Scan the listing below for the word "Центр" and state how many lines hold it. Write nothing but the number.

------------------------

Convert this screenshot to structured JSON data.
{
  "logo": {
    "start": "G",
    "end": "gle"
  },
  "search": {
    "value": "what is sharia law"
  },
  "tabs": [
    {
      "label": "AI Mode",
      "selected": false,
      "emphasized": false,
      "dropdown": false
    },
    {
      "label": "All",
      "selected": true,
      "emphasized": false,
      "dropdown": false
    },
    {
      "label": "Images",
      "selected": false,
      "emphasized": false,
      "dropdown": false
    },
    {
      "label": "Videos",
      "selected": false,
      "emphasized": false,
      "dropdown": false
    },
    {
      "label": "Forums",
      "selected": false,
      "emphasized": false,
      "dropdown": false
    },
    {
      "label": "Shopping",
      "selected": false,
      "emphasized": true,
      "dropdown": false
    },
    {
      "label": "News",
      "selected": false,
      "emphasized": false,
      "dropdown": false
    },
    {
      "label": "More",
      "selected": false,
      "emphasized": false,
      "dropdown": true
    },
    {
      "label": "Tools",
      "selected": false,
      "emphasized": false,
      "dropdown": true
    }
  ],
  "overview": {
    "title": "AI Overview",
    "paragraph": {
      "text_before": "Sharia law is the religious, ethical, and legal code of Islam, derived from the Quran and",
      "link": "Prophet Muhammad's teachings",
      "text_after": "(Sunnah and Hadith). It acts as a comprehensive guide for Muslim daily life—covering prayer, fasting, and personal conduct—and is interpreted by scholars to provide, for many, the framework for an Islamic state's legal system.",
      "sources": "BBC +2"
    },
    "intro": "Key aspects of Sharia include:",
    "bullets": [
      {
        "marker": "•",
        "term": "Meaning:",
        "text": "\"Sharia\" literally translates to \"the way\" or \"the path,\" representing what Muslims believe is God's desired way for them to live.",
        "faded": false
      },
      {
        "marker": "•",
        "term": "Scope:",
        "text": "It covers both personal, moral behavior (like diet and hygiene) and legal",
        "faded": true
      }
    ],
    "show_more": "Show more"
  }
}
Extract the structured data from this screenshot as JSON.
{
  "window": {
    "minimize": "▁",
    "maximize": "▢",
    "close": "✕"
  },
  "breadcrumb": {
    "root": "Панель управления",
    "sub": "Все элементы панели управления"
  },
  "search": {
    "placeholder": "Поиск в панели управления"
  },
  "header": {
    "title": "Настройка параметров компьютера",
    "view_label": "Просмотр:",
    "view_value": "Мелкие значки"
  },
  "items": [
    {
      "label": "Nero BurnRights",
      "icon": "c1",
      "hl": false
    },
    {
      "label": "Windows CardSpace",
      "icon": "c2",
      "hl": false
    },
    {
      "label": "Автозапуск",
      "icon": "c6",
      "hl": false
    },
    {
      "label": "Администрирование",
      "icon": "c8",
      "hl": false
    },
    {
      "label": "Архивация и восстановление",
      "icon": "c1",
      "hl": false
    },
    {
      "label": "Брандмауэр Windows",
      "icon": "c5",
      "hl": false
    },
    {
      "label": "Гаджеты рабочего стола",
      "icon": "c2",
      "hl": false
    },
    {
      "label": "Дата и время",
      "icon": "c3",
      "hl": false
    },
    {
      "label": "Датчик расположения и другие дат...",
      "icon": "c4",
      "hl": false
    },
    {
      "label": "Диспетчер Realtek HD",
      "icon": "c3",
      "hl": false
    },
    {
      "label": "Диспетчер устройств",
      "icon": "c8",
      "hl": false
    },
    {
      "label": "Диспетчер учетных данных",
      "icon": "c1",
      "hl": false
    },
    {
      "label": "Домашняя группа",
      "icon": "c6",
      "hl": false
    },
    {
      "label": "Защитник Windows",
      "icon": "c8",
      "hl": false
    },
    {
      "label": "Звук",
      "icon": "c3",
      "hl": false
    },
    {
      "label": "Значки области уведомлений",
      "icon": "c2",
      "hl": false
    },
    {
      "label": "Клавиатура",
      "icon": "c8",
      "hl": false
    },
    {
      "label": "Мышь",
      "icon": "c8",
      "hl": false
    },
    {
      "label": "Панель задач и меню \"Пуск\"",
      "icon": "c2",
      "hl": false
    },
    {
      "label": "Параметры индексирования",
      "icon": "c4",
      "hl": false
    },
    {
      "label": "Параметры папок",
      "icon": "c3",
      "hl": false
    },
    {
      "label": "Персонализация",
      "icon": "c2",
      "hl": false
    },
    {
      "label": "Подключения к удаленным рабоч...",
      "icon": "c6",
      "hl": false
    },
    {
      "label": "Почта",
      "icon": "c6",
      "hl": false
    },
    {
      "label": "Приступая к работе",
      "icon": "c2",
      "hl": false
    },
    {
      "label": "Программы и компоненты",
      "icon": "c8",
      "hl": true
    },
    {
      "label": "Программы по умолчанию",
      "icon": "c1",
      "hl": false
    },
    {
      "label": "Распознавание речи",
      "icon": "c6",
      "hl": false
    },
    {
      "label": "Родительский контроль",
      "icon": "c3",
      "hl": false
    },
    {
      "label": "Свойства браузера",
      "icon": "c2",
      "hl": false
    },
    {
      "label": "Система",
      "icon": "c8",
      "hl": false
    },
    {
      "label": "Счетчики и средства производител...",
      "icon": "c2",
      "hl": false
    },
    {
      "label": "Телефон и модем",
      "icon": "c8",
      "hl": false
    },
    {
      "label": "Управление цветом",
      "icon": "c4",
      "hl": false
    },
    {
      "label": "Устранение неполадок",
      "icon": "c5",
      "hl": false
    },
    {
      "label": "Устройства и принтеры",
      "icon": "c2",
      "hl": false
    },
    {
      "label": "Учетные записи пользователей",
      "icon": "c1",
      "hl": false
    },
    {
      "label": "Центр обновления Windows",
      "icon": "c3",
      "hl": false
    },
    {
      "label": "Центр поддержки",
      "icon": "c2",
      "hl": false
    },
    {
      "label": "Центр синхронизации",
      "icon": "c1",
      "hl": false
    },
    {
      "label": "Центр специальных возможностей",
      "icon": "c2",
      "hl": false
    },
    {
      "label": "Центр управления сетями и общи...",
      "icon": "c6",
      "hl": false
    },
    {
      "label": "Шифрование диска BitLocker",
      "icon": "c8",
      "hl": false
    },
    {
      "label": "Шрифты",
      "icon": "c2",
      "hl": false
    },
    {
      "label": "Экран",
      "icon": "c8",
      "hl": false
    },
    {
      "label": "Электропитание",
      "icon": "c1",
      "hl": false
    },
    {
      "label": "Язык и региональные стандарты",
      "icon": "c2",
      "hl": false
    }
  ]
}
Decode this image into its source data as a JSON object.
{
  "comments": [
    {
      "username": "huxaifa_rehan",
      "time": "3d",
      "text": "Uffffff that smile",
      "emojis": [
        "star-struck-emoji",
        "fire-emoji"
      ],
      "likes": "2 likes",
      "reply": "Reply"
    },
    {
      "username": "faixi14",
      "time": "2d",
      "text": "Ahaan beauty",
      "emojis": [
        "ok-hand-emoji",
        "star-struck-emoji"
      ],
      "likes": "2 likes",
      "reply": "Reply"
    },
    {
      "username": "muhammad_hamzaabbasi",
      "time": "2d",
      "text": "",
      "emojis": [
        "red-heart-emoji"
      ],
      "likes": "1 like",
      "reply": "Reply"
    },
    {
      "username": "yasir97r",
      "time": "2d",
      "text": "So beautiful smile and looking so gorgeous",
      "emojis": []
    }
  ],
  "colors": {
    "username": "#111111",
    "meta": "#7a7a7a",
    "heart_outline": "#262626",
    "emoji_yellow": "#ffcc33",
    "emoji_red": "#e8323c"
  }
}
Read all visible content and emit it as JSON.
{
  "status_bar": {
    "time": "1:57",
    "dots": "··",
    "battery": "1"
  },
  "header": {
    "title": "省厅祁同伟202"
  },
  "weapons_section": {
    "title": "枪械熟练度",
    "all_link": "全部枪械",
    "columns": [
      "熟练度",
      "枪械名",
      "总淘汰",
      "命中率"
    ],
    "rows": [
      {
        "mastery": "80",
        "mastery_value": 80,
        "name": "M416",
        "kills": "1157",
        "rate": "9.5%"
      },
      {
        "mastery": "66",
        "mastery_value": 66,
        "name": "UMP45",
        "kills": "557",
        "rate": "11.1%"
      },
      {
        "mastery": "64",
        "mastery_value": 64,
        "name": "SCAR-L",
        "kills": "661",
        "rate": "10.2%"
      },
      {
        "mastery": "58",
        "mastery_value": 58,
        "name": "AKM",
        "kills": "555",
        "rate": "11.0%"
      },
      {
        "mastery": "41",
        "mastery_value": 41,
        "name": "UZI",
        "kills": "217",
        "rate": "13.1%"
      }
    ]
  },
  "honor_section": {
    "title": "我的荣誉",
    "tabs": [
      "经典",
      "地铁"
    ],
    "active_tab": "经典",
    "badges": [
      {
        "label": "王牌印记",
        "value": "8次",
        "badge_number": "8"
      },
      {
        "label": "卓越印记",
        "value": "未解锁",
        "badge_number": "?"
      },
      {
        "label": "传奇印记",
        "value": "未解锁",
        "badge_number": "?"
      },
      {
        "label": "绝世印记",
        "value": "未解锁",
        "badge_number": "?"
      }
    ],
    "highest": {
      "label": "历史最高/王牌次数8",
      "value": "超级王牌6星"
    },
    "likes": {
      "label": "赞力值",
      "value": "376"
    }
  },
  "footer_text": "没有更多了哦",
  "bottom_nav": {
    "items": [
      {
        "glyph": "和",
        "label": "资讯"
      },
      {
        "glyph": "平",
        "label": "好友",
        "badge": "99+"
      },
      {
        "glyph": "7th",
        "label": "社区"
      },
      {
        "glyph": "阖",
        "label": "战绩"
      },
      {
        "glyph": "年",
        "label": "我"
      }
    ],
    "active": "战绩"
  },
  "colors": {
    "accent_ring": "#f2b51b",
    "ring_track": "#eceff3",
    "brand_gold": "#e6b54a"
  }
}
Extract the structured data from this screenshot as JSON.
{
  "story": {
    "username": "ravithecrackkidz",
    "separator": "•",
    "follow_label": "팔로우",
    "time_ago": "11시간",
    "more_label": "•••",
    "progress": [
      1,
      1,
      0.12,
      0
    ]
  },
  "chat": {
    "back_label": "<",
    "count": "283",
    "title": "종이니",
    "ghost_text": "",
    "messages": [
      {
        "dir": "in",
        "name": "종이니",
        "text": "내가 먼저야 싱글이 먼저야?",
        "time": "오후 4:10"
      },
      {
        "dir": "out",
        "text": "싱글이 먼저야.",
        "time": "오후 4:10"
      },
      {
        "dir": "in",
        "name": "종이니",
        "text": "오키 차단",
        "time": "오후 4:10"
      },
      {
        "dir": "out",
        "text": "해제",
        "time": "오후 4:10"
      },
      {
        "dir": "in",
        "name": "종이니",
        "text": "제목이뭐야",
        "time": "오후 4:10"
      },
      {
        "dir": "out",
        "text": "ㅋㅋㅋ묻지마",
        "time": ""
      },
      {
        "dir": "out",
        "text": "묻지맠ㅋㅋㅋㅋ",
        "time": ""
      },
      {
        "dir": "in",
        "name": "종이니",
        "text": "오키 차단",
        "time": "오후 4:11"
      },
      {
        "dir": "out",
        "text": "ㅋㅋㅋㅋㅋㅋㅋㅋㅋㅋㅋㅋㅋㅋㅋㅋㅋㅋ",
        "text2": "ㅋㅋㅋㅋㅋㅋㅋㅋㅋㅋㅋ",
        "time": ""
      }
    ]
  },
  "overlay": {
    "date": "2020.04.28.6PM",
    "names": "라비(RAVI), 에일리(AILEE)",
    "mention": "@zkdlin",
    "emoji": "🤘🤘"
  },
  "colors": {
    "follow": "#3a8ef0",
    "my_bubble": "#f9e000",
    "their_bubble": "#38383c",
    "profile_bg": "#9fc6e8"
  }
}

------------------------

> Task result:
5